#### [EXERCISE DESCRIPTION]
Extract each line from the entries below that has the string "More" in it.

#### [INPUT DATA]
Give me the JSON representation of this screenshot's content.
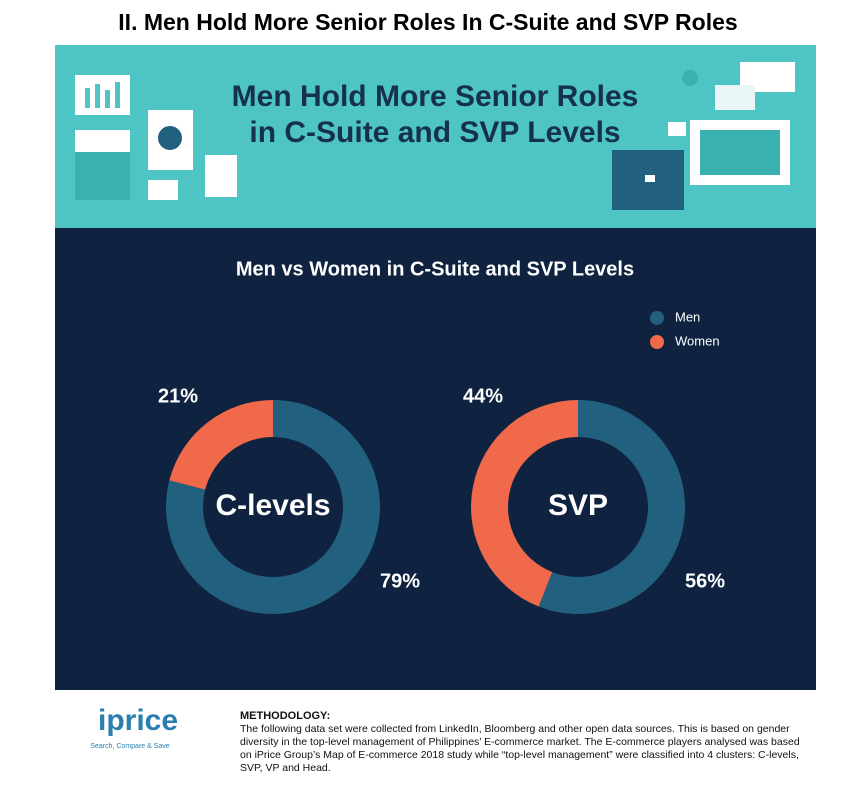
{
  "page_title": "II. Men Hold More Senior Roles In C-Suite and SVP Roles",
  "banner_title": [
    "Men Hold More Senior Roles",
    "in C-Suite and SVP Levels"
  ],
  "chart_data": {
    "type": "donut",
    "title": "Men vs Women in C-Suite and SVP Levels",
    "categories": [
      "C-levels",
      "SVP"
    ],
    "series": [
      {
        "name": "Men",
        "color": "#22607f",
        "values": [
          79,
          56
        ],
        "value_labels": [
          "79%",
          "56%"
        ]
      },
      {
        "name": "Women",
        "color": "#f0694a",
        "values": [
          21,
          44
        ],
        "value_labels": [
          "21%",
          "44%"
        ]
      }
    ]
  },
  "footer": {
    "logo": "iprice",
    "tagline": "Search, Compare & Save",
    "methodology_title": "METHODOLOGY:",
    "methodology_text": "The following data set were collected from LinkedIn, Bloomberg and other open data sources. This is based on gender diversity in the top-level management of Philippines’ E-commerce market. The E-commerce players analysed was based on iPrice Group’s Map of E-commerce 2018 study while “top-level management” were classified into 4 clusters: C-levels, SVP, VP and Head."
  }
}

#### [WORKED ANSWER]
  "page_title": "II. Men Hold More Senior Roles In C-Suite and SVP Roles",
    "Men Hold More Senior Roles",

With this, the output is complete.